▶ **EXERCISE TASK**
For each line below that includes the word "两个规范", make a copy.
** start PROVIDED RECORDS **
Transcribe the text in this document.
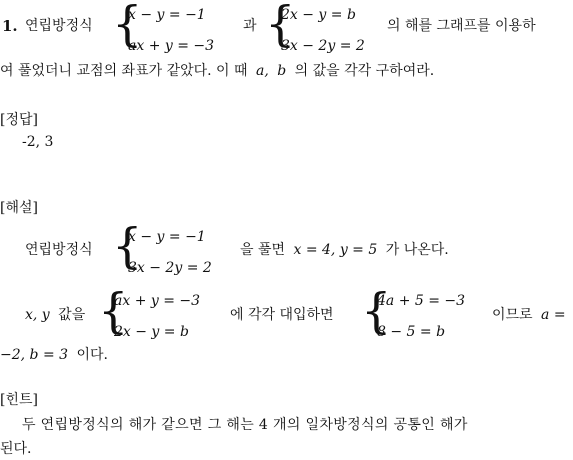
1. 연립방정식 {
x − y = −1
ax + y = −3
과 {
2x − y = b
3x − 2y = 2
의 해를 그래프를 이용하
여 풀었더니 교점의 좌표가 같았다. 이 때 a, b 의 값을 각각 구하여라.
[정답]
-2, 3
[해설]
연립방정식 {
x − y = −1
3x − 2y = 2
을 풀면 x = 4, y = 5 가 나온다.
x, y 값을 {
ax + y = −3
2x − y = b
에 각각 대입하면 {
4a + 5 = −3
8 − 5 = b
이므로 a =
−2, b = 3 이다.
[힌트]
두 연립방정식의 해가 같으면 그 해는 4 개의 일차방정식의 공통인 해가
된다.
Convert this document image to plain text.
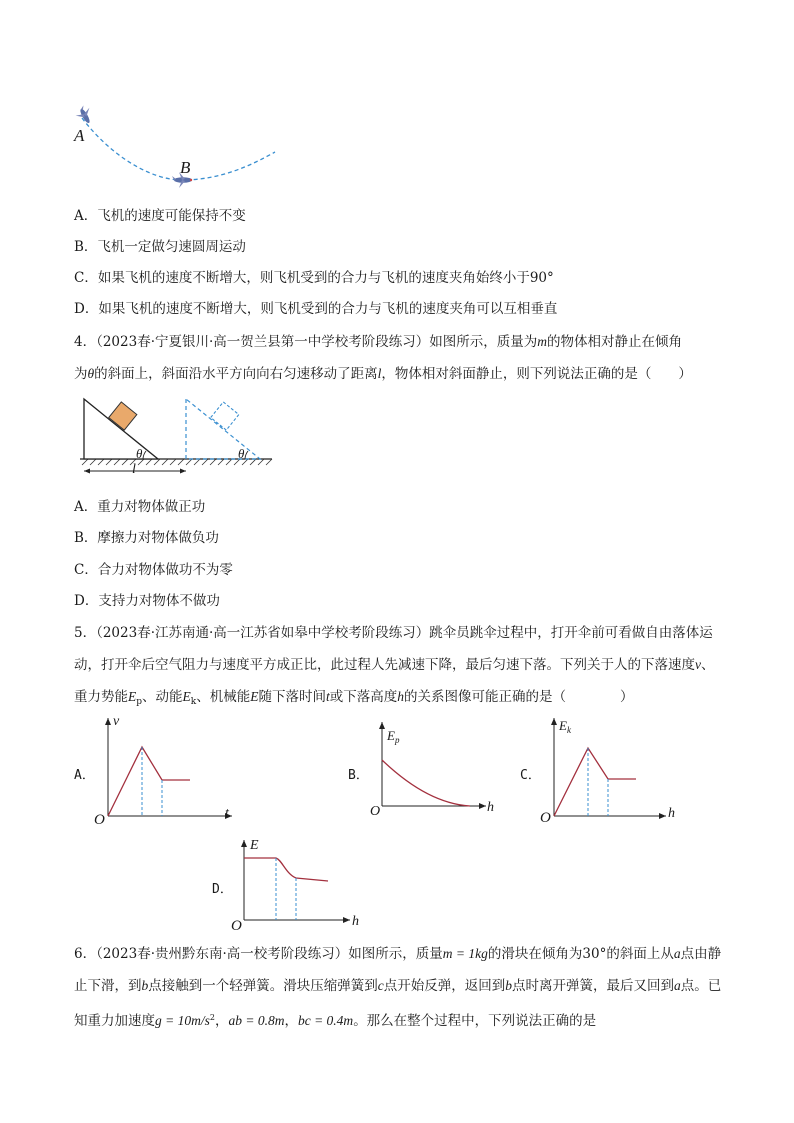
A
B
A．飞机的速度可能保持不变
B．飞机一定做匀速圆周运动
C．如果飞机的速度不断增大，则飞机受到的合力与飞机的速度夹角始终小于90°
D．如果飞机的速度不断增大，则飞机受到的合力与飞机的速度夹角可以互相垂直
4．（2023春·宁夏银川·高一贺兰县第一中学校考阶段练习）如图所示，质量为m的物体相对静止在倾角
为θ的斜面上，斜面沿水平方向向右匀速移动了距离l，物体相对斜面静止，则下列说法正确的是（　　）
θ	θ
l
A．重力对物体做正功
B．摩擦力对物体做负功
C．合力对物体做功不为零
D．支持力对物体不做功
5．（2023春·江苏南通·高一江苏省如皋中学校考阶段练习）跳伞员跳伞过程中，打开伞前可看做自由落体运动，打开伞后空气阻力与速度平方成正比，此过程人先减速下降，最后匀速下落。下列关于人的下落速度v、重力势能$E_p$、动能$E_k$、机械能E随下落时间t或下落高度h的关系图像可能正确的是（　　　　）
A．
v
t
O
B．
$E_p$
h
O
C．
$E_k$
h
O
D．
E
h
O
6．（2023春·贵州黔东南·高一校考阶段练习）如图所示，质量m = 1kg的滑块在倾角为30°的斜面上从a点由静止下滑，到b点接触到一个轻弹簧。滑块压缩弹簧到c点开始反弹，返回到b点时离开弹簧，最后又回到a点。已知重力加速度$g = 10m/s^2$，ab = 0.8m，bc = 0.4m。那么在整个过程中，下列说法正确的是
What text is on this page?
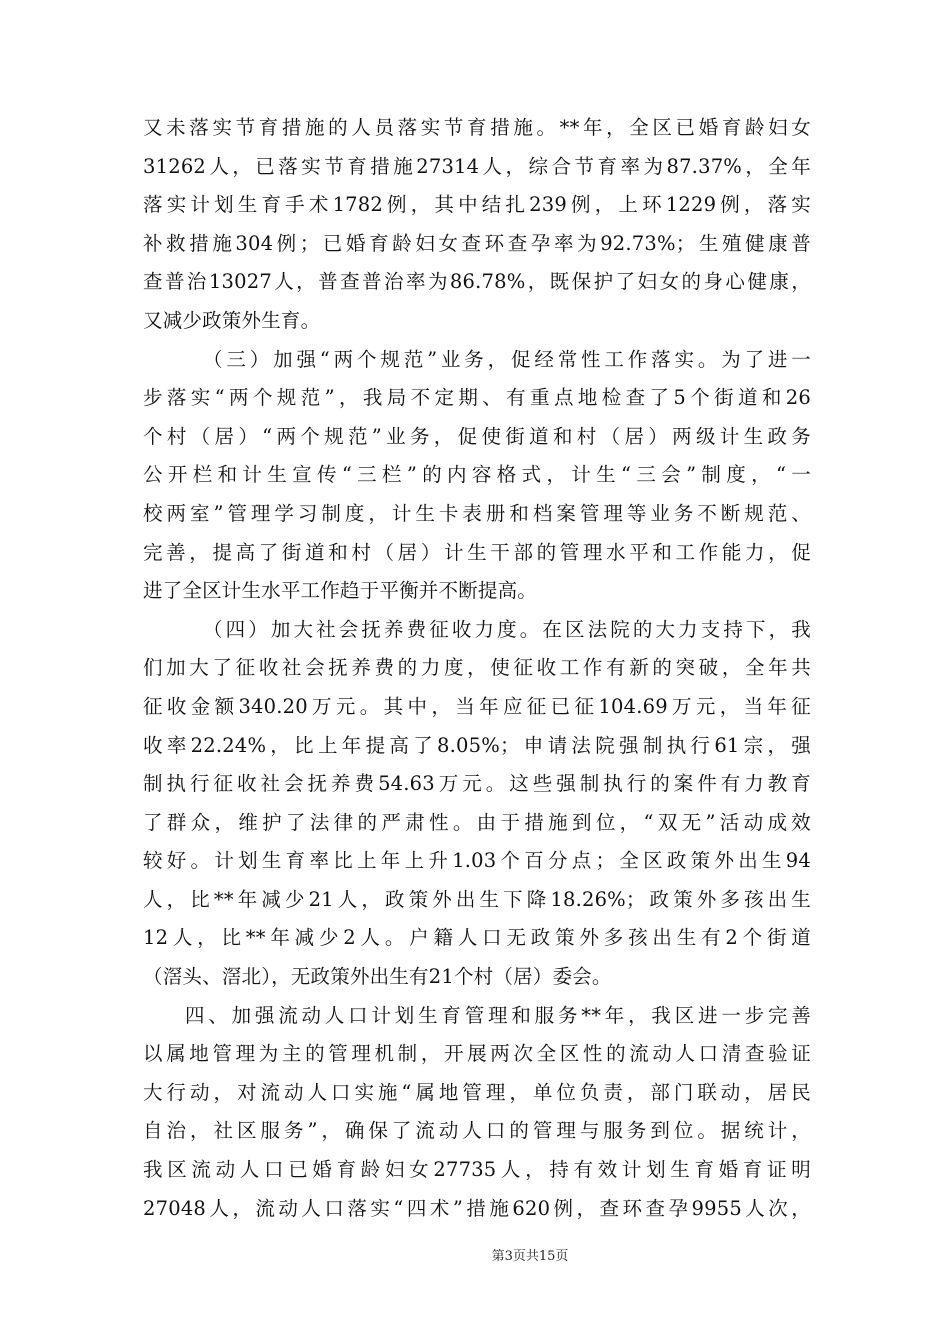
又未落实节育措施的人员落实节育措施。**年，全区已婚育龄妇女
31262人，已落实节育措施27314人，综合节育率为87.37%，全年
落实计划生育手术1782例，其中结扎239例，上环1229例，落实
补救措施304例；已婚育龄妇女查环查孕率为92.73%；生殖健康普
查普治13027人，普查普治率为86.78%，既保护了妇女的身心健康，
又减少政策外生育。
（三）加强“两个规范”业务，促经常性工作落实。为了进一
步落实“两个规范”，我局不定期、有重点地检查了5个街道和26
个村（居）“两个规范”业务，促使街道和村（居）两级计生政务
公开栏和计生宣传“三栏”的内容格式，计生“三会”制度，“一
校两室”管理学习制度，计生卡表册和档案管理等业务不断规范、
完善，提高了街道和村（居）计生干部的管理水平和工作能力，促
进了全区计生水平工作趋于平衡并不断提高。
（四）加大社会抚养费征收力度。在区法院的大力支持下，我
们加大了征收社会抚养费的力度，使征收工作有新的突破，全年共
征收金额340.20万元。其中，当年应征已征104.69万元，当年征
收率22.24%，比上年提高了8.05%；申请法院强制执行61宗，强
制执行征收社会抚养费54.63万元。这些强制执行的案件有力教育
了群众，维护了法律的严肃性。由于措施到位，“双无”活动成效
较好。计划生育率比上年上升1.03个百分点；全区政策外出生94
人，比**年减少21人，政策外出生下降18.26%；政策外多孩出生
12人，比**年减少2人。户籍人口无政策外多孩出生有2个街道
（滘头、滘北），无政策外出生有21个村（居）委会。
四、加强流动人口计划生育管理和服务**年，我区进一步完善
以属地管理为主的管理机制，开展两次全区性的流动人口清查验证
大行动，对流动人口实施“属地管理，单位负责，部门联动，居民
自治，社区服务”，确保了流动人口的管理与服务到位。据统计，
我区流动人口已婚育龄妇女27735人，持有效计划生育婚育证明
27048人，流动人口落实“四术”措施620例，查环查孕9955人次，
第3页共15页
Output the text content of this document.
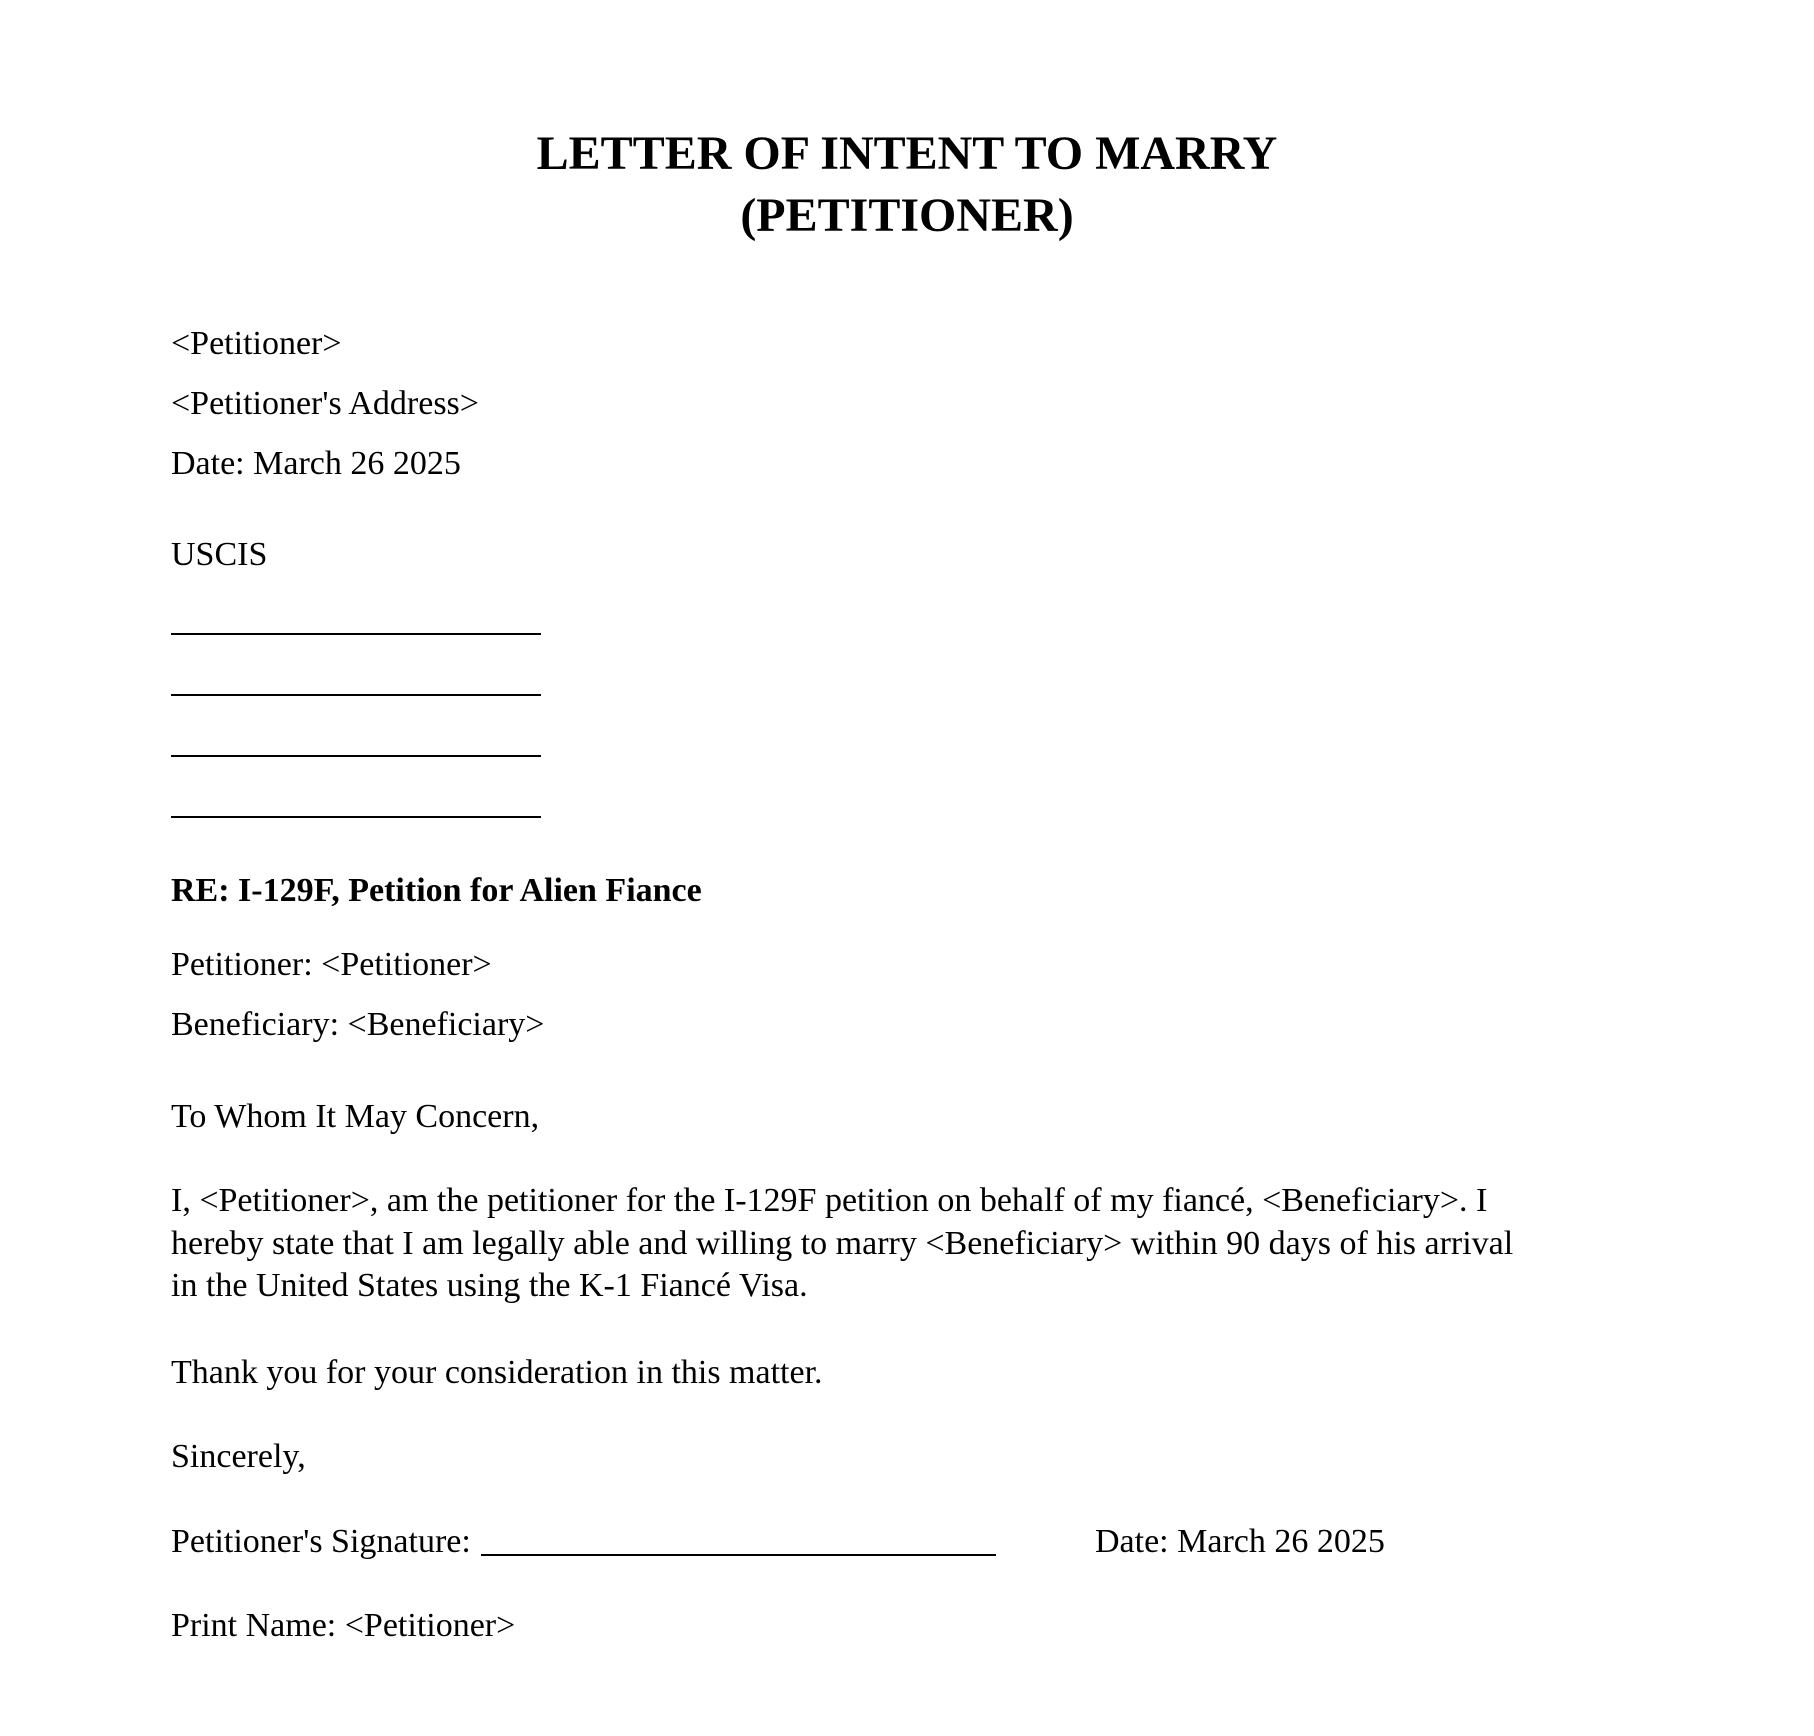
LETTER OF INTENT TO MARRY
(PETITIONER)
<Petitioner>
<Petitioner's Address>
Date: March 26 2025
USCIS
RE: I-129F, Petition for Alien Fiance
Petitioner: <Petitioner>
Beneficiary: <Beneficiary>
To Whom It May Concern,
I, <Petitioner>, am the petitioner for the I-129F petition on behalf of my fiancé, <Beneficiary>. I
hereby state that I am legally able and willing to marry <Beneficiary> within 90 days of his arrival
in the United States using the K-1 Fiancé Visa.
Thank you for your consideration in this matter.
Sincerely,
Petitioner's Signature:	Date: March 26 2025
Print Name: <Petitioner>
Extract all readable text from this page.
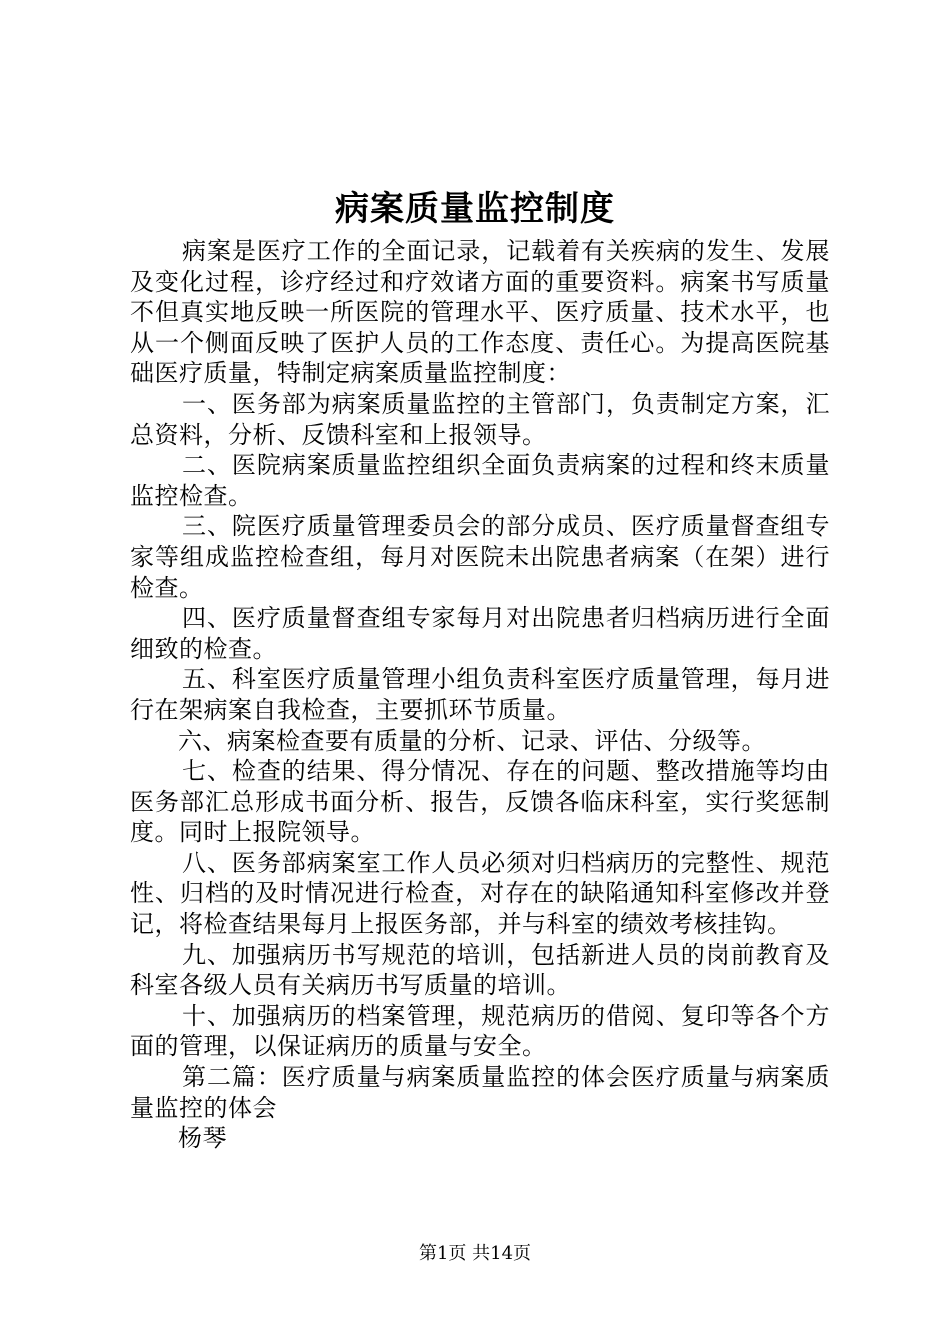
病案质量监控制度

病案是医疗工作的全面记录，记载着有关疾病的发生、发展及变化过程，诊疗经过和疗效诸方面的重要资料。病案书写质量不但真实地反映一所医院的管理水平、医疗质量、技术水平，也从一个侧面反映了医护人员的工作态度、责任心。为提高医院基础医疗质量，特制定病案质量监控制度：

一、医务部为病案质量监控的主管部门，负责制定方案，汇总资料，分析、反馈科室和上报领导。

二、医院病案质量监控组织全面负责病案的过程和终末质量监控检查。

三、院医疗质量管理委员会的部分成员、医疗质量督查组专家等组成监控检查组，每月对医院未出院患者病案（在架）进行检查。

四、医疗质量督查组专家每月对出院患者归档病历进行全面细致的检查。

五、科室医疗质量管理小组负责科室医疗质量管理，每月进行在架病案自我检查，主要抓环节质量。

六、病案检查要有质量的分析、记录、评估、分级等。

七、检查的结果、得分情况、存在的问题、整改措施等均由医务部汇总形成书面分析、报告，反馈各临床科室，实行奖惩制度。同时上报院领导。

八、医务部病案室工作人员必须对归档病历的完整性、规范性、归档的及时情况进行检查，对存在的缺陷通知科室修改并登记，将检查结果每月上报医务部，并与科室的绩效考核挂钩。

九、加强病历书写规范的培训，包括新进人员的岗前教育及科室各级人员有关病历书写质量的培训。

十、加强病历的档案管理，规范病历的借阅、复印等各个方面的管理，以保证病历的质量与安全。

第二篇：医疗质量与病案质量监控的体会医疗质量与病案质量监控的体会

杨琴

第1页 共14页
** end PROVIDED RECORDS **
▶ **WRITTEN ANSWER**
（三）加强“两个规范”业务，促经常性工作落实。为了进一
步落实“两个规范”，我局不定期、有重点地检查了5个街道和26
个村（居）“两个规范”业务，促使街道和村（居）两级计生政务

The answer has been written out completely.